RECORDS SUPPLIED
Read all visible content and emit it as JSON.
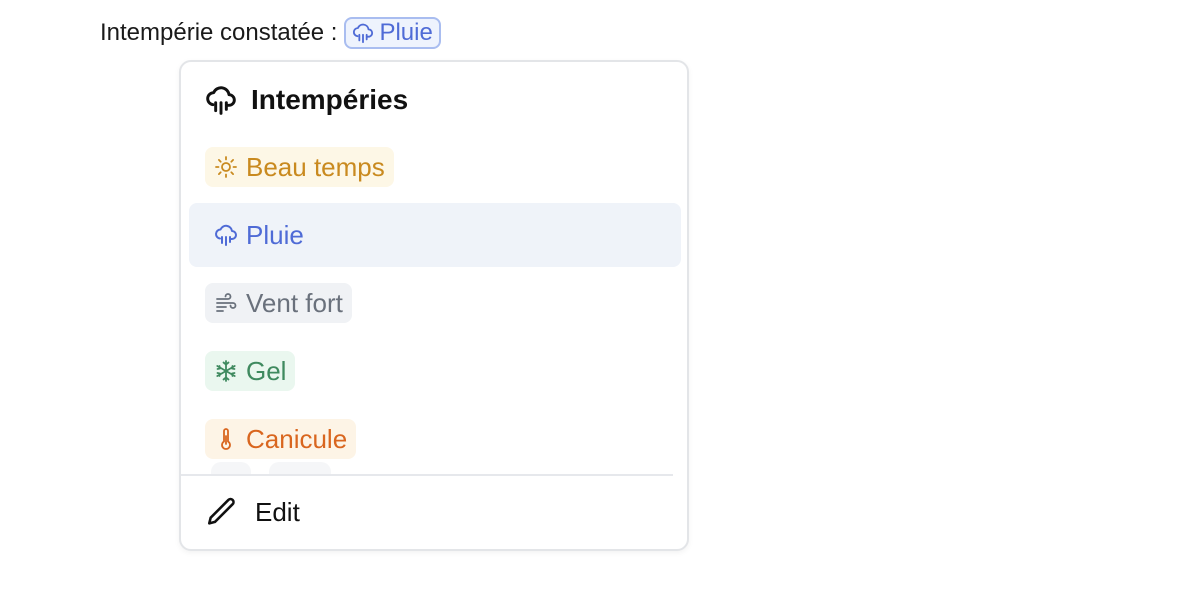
{
  "field": {
    "label": "Intempérie constatée :",
    "selected": {
      "label": "Pluie",
      "icon": "cloud-rain-icon",
      "color": "#4f6bd6"
    }
  },
  "dropdown": {
    "title": "Intempéries",
    "title_icon": "cloud-rain-icon",
    "options": [
      {
        "label": "Beau temps",
        "icon": "sun-icon",
        "color": "#c98a1f",
        "bg": "#fdf7e6",
        "selected": false
      },
      {
        "label": "Pluie",
        "icon": "cloud-rain-icon",
        "color": "#4f6bd6",
        "bg": "#eff3f9",
        "selected": true
      },
      {
        "label": "Vent fort",
        "icon": "wind-icon",
        "color": "#6a717c",
        "bg": "#f0f2f5",
        "selected": false
      },
      {
        "label": "Gel",
        "icon": "snowflake-icon",
        "color": "#3f8a5f",
        "bg": "#eaf7ef",
        "selected": false
      },
      {
        "label": "Canicule",
        "icon": "thermometer-icon",
        "color": "#d9661f",
        "bg": "#fdf4e6",
        "selected": false
      }
    ],
    "edit": {
      "label": "Edit",
      "icon": "pencil-icon"
    }
  }
}
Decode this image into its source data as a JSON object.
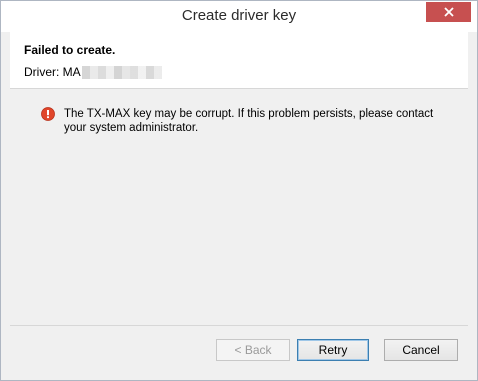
{
  "window": {
    "title": "Create driver key",
    "close_icon": "close-icon"
  },
  "header": {
    "title": "Failed to create.",
    "driver_label": "Driver: MA"
  },
  "message": {
    "icon": "error-icon",
    "text": "The TX-MAX key may be corrupt. If this problem persists, please contact your system administrator."
  },
  "buttons": {
    "back_label": "< Back",
    "retry_label": "Retry",
    "cancel_label": "Cancel"
  },
  "colors": {
    "close_button": "#c75050",
    "error_icon": "#e0452a",
    "default_button_border": "#3c7fb1"
  }
}
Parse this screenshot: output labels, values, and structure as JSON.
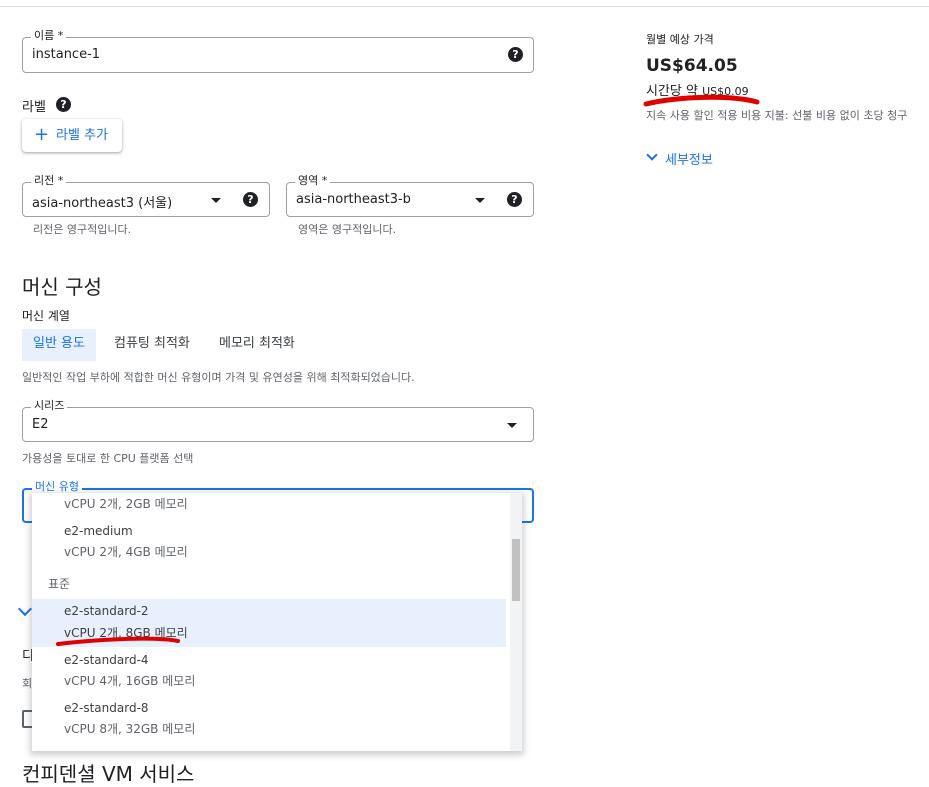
{
  "name_field": {
    "label": "이름 *",
    "value": "instance-1"
  },
  "labels_section": {
    "title": "라벨",
    "add_button": "라벨 추가"
  },
  "region_field": {
    "label": "리전 *",
    "value": "asia-northeast3 (서울)",
    "hint": "리전은 영구적입니다."
  },
  "zone_field": {
    "label": "영역 *",
    "value": "asia-northeast3-b",
    "hint": "영역은 영구적입니다."
  },
  "machine_config": {
    "title": "머신 구성",
    "family_label": "머신 계열",
    "tabs": [
      "일반 용도",
      "컴퓨팅 최적화",
      "메모리 최적화"
    ],
    "family_description": "일반적인 작업 부하에 적합한 머신 유형이며 가격 및 유연성을 위해 최적화되었습니다.",
    "series_label": "시리즈",
    "series_value": "E2",
    "series_hint": "가용성을 토대로 한 CPU 플랫폼 선택",
    "machine_type_label": "머신 유형"
  },
  "machine_type_dropdown": {
    "partial_top_desc": "vCPU 2개, 2GB 메모리",
    "medium": {
      "name": "e2-medium",
      "desc": "vCPU 2개, 4GB 메모리"
    },
    "group_header": "표준",
    "standard_options": [
      {
        "name": "e2-standard-2",
        "desc": "vCPU 2개, 8GB 메모리"
      },
      {
        "name": "e2-standard-4",
        "desc": "vCPU 4개, 16GB 메모리"
      },
      {
        "name": "e2-standard-8",
        "desc": "vCPU 8개, 32GB 메모리"
      }
    ]
  },
  "pricing": {
    "label": "월별 예상 가격",
    "monthly": "US$64.05",
    "hourly_prefix": "시간당 약",
    "hourly_value": "US$0.09",
    "discount_note": "지속 사용 할인 적용 비용 지불: 선불 비용 없이 초당 청구",
    "details_link": "세부정보"
  },
  "behind_dropdown": {
    "char_d": "디",
    "char_h": "회",
    "bottom_title": "컨피덴셜 VM 서비스"
  },
  "colors": {
    "accent": "#1a73e8",
    "annotation_red": "#e00000"
  }
}
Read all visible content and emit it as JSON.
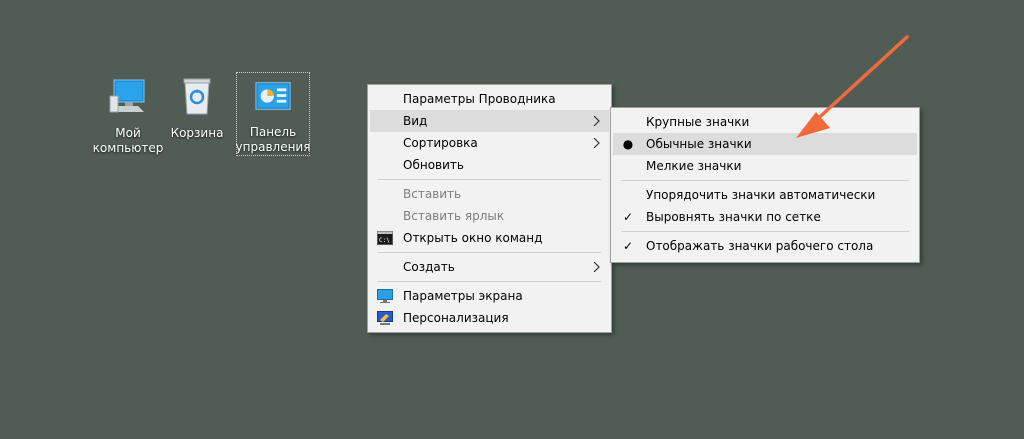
{
  "desktop": {
    "icons": [
      {
        "label": "Мой\nкомпьютер",
        "icon": "computer-icon"
      },
      {
        "label": "Корзина",
        "icon": "recycle-bin-icon"
      },
      {
        "label": "Панель\nуправления",
        "icon": "control-panel-icon"
      }
    ]
  },
  "context_menu": {
    "items": [
      {
        "label": "Параметры Проводника"
      },
      {
        "label": "Вид",
        "submenu": true
      },
      {
        "label": "Сортировка",
        "submenu": true
      },
      {
        "label": "Обновить"
      },
      {
        "label": "Вставить",
        "disabled": true
      },
      {
        "label": "Вставить ярлык",
        "disabled": true
      },
      {
        "label": "Открыть окно команд",
        "icon": "command-prompt-icon"
      },
      {
        "label": "Создать",
        "submenu": true
      },
      {
        "label": "Параметры экрана",
        "icon": "display-settings-icon"
      },
      {
        "label": "Персонализация",
        "icon": "personalization-icon"
      }
    ]
  },
  "view_submenu": {
    "items": [
      {
        "label": "Крупные значки"
      },
      {
        "label": "Обычные значки",
        "mark": "●"
      },
      {
        "label": "Мелкие значки"
      },
      {
        "label": "Упорядочить значки автоматически"
      },
      {
        "label": "Выровнять значки по сетке",
        "mark": "✓"
      },
      {
        "label": "Отображать значки рабочего стола",
        "mark": "✓"
      }
    ]
  },
  "annotation": {
    "color": "#f06a3c",
    "icon": "pointer-arrow-icon"
  }
}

EXERCISE PROMPT
Pictures don't belong in the copy. Restate all the entries exactly.

RESPONSE BELOW
Read all visible content and emit it as JSON.
{
  "field": {
    "label": "Intempérie constatée :",
    "selected": {
      "label": "Pluie",
      "icon": "cloud-rain-icon",
      "color": "#4f6bd6"
    }
  },
  "dropdown": {
    "title": "Intempéries",
    "title_icon": "cloud-rain-icon",
    "options": [
      {
        "label": "Beau temps",
        "icon": "sun-icon",
        "color": "#c98a1f",
        "bg": "#fdf7e6",
        "selected": false
      },
      {
        "label": "Pluie",
        "icon": "cloud-rain-icon",
        "color": "#4f6bd6",
        "bg": "#eff3f9",
        "selected": true
      },
      {
        "label": "Vent fort",
        "icon": "wind-icon",
        "color": "#6a717c",
        "bg": "#f0f2f5",
        "selected": false
      },
      {
        "label": "Gel",
        "icon": "snowflake-icon",
        "color": "#3f8a5f",
        "bg": "#eaf7ef",
        "selected": false
      },
      {
        "label": "Canicule",
        "icon": "thermometer-icon",
        "color": "#d9661f",
        "bg": "#fdf4e6",
        "selected": false
      }
    ],
    "edit": {
      "label": "Edit",
      "icon": "pencil-icon"
    }
  }
}
Decode this image into its source data as a JSON object.
{
  "window": {
    "title": "Create driver key",
    "close_icon": "close-icon"
  },
  "header": {
    "title": "Failed to create.",
    "driver_label": "Driver: MA"
  },
  "message": {
    "icon": "error-icon",
    "text": "The TX-MAX key may be corrupt. If this problem persists, please contact your system administrator."
  },
  "buttons": {
    "back_label": "< Back",
    "retry_label": "Retry",
    "cancel_label": "Cancel"
  },
  "colors": {
    "close_button": "#c75050",
    "error_icon": "#e0452a",
    "default_button_border": "#3c7fb1"
  }
}
Parse this screenshot: output labels, values, and structure as JSON.
{
  "name_field": {
    "label": "이름 *",
    "value": "instance-1"
  },
  "labels_section": {
    "title": "라벨",
    "add_button": "라벨 추가"
  },
  "region_field": {
    "label": "리전 *",
    "value": "asia-northeast3 (서울)",
    "hint": "리전은 영구적입니다."
  },
  "zone_field": {
    "label": "영역 *",
    "value": "asia-northeast3-b",
    "hint": "영역은 영구적입니다."
  },
  "machine_config": {
    "title": "머신 구성",
    "family_label": "머신 계열",
    "tabs": [
      "일반 용도",
      "컴퓨팅 최적화",
      "메모리 최적화"
    ],
    "family_description": "일반적인 작업 부하에 적합한 머신 유형이며 가격 및 유연성을 위해 최적화되었습니다.",
    "series_label": "시리즈",
    "series_value": "E2",
    "series_hint": "가용성을 토대로 한 CPU 플랫폼 선택",
    "machine_type_label": "머신 유형"
  },
  "machine_type_dropdown": {
    "partial_top_desc": "vCPU 2개, 2GB 메모리",
    "medium": {
      "name": "e2-medium",
      "desc": "vCPU 2개, 4GB 메모리"
    },
    "group_header": "표준",
    "standard_options": [
      {
        "name": "e2-standard-2",
        "desc": "vCPU 2개, 8GB 메모리"
      },
      {
        "name": "e2-standard-4",
        "desc": "vCPU 4개, 16GB 메모리"
      },
      {
        "name": "e2-standard-8",
        "desc": "vCPU 8개, 32GB 메모리"
      }
    ]
  },
  "pricing": {
    "label": "월별 예상 가격",
    "monthly": "US$64.05",
    "hourly_prefix": "시간당 약",
    "hourly_value": "US$0.09",
    "discount_note": "지속 사용 할인 적용 비용 지불: 선불 비용 없이 초당 청구",
    "details_link": "세부정보"
  },
  "behind_dropdown": {
    "char_d": "디",
    "char_h": "회",
    "bottom_title": "컨피덴셜 VM 서비스"
  },
  "colors": {
    "accent": "#1a73e8",
    "annotation_red": "#e00000"
  }
}
Read all visible content and emit it as JSON.
{
  "desktop": {
    "icons": [
      {
        "label": "Мой\nкомпьютер",
        "icon": "computer-icon"
      },
      {
        "label": "Корзина",
        "icon": "recycle-bin-icon"
      },
      {
        "label": "Панель\nуправления",
        "icon": "control-panel-icon"
      }
    ]
  },
  "context_menu": {
    "items": [
      {
        "label": "Параметры Проводника"
      },
      {
        "label": "Вид",
        "submenu": true
      },
      {
        "label": "Сортировка",
        "submenu": true
      },
      {
        "label": "Обновить"
      },
      {
        "label": "Вставить",
        "disabled": true
      },
      {
        "label": "Вставить ярлык",
        "disabled": true
      },
      {
        "label": "Открыть окно команд",
        "icon": "command-prompt-icon"
      },
      {
        "label": "Создать",
        "submenu": true
      },
      {
        "label": "Параметры экрана",
        "icon": "display-settings-icon"
      },
      {
        "label": "Персонализация",
        "icon": "personalization-icon"
      }
    ]
  },
  "view_submenu": {
    "items": [
      {
        "label": "Крупные значки"
      },
      {
        "label": "Обычные значки",
        "mark": "●"
      },
      {
        "label": "Мелкие значки"
      },
      {
        "label": "Упорядочить значки автоматически"
      },
      {
        "label": "Выровнять значки по сетке",
        "mark": "✓"
      },
      {
        "label": "Отображать значки рабочего стола",
        "mark": "✓"
      }
    ]
  },
  "annotation": {
    "color": "#f06a3c",
    "icon": "pointer-arrow-icon"
  }
}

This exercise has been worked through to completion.